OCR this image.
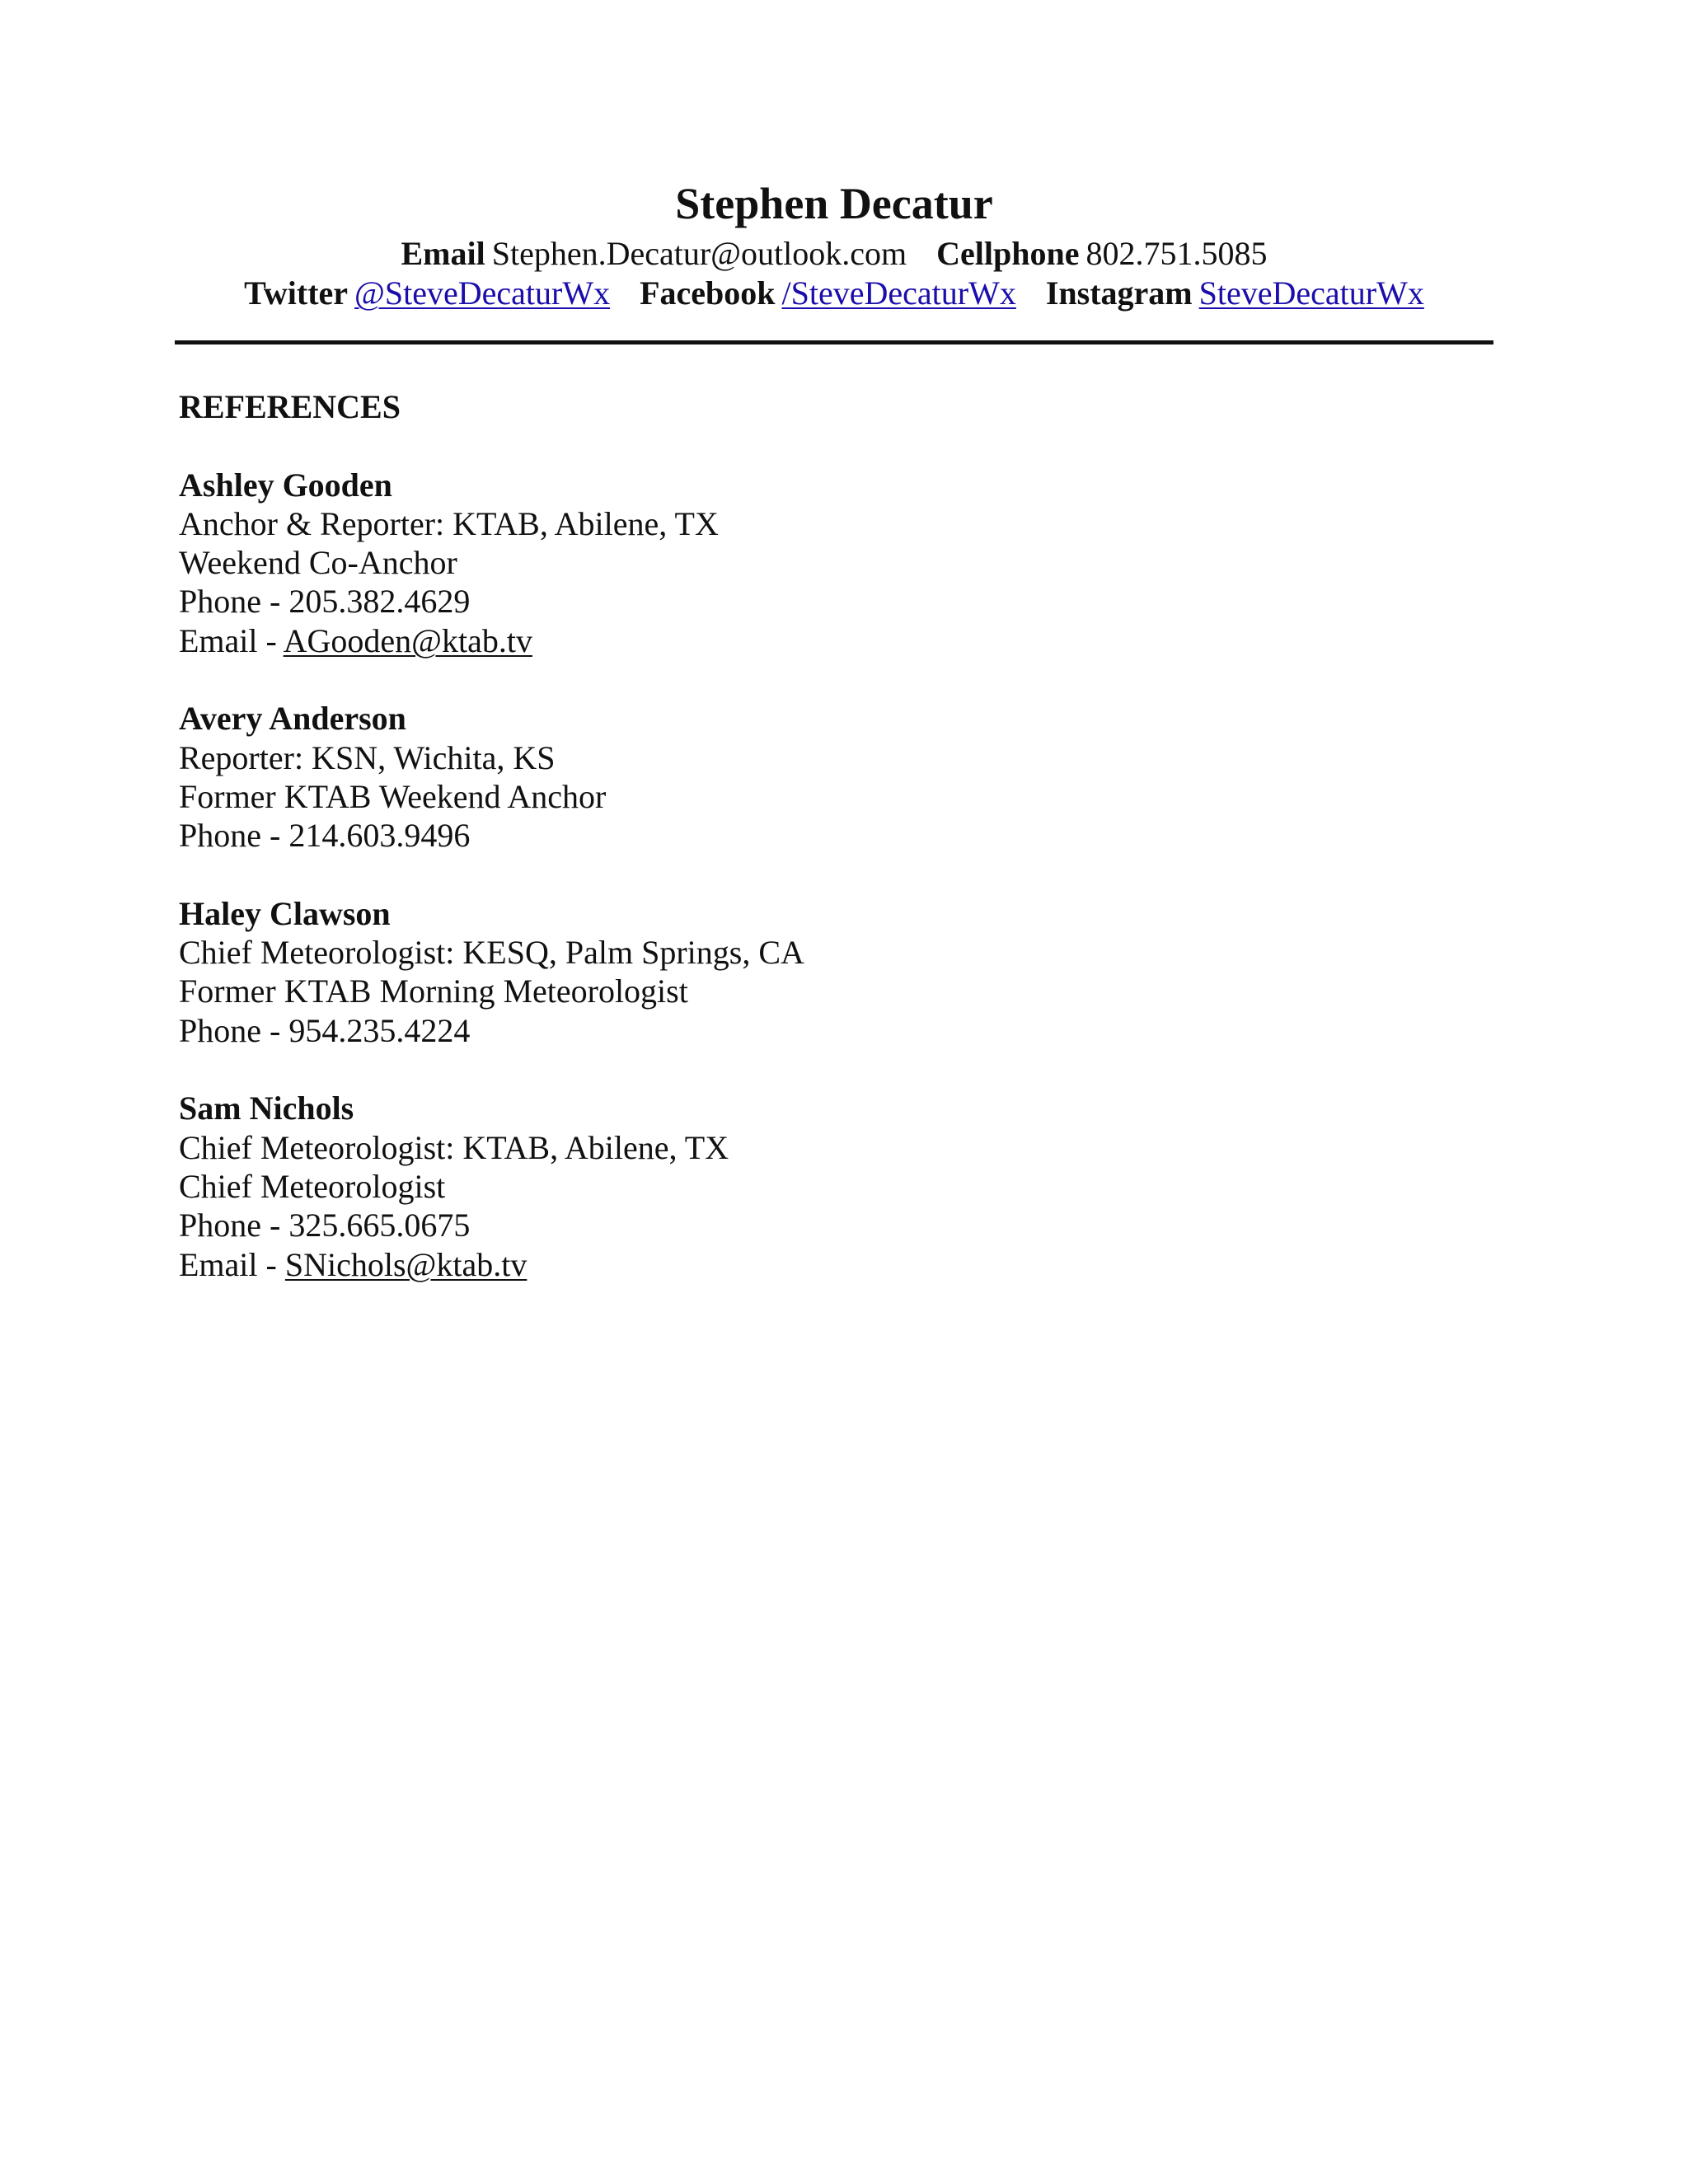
Stephen Decatur
Email Stephen.Decatur@outlook.com Cellphone 802.751.5085
Twitter @SteveDecaturWx Facebook /SteveDecaturWx Instagram SteveDecaturWx
REFERENCES
Ashley Gooden
Anchor & Reporter: KTAB, Abilene, TX
Weekend Co-Anchor
Phone - 205.382.4629
Email - AGooden@ktab.tv
Avery Anderson
Reporter: KSN, Wichita, KS
Former KTAB Weekend Anchor
Phone - 214.603.9496
Haley Clawson
Chief Meteorologist: KESQ, Palm Springs, CA
Former KTAB Morning Meteorologist
Phone - 954.235.4224
Sam Nichols
Chief Meteorologist: KTAB, Abilene, TX
Chief Meteorologist
Phone - 325.665.0675
Email - SNichols@ktab.tv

━━━━━━━━━━

To do.
Repeat the data exactly in full, omitting its pictures.

Right answer.
OCR this image.
Stephen Decatur
Email Stephen.Decatur@outlook.com Cellphone 802.751.5085
Twitter @SteveDecaturWx Facebook /SteveDecaturWx Instagram SteveDecaturWx
REFERENCES
Ashley Gooden
Anchor & Reporter: KTAB, Abilene, TX
Weekend Co-Anchor
Phone - 205.382.4629
Email - AGooden@ktab.tv
Avery Anderson
Reporter: KSN, Wichita, KS
Former KTAB Weekend Anchor
Phone - 214.603.9496
Haley Clawson
Chief Meteorologist: KESQ, Palm Springs, CA
Former KTAB Morning Meteorologist
Phone - 954.235.4224
Sam Nichols
Chief Meteorologist: KTAB, Abilene, TX
Chief Meteorologist
Phone - 325.665.0675
Email - SNichols@ktab.tv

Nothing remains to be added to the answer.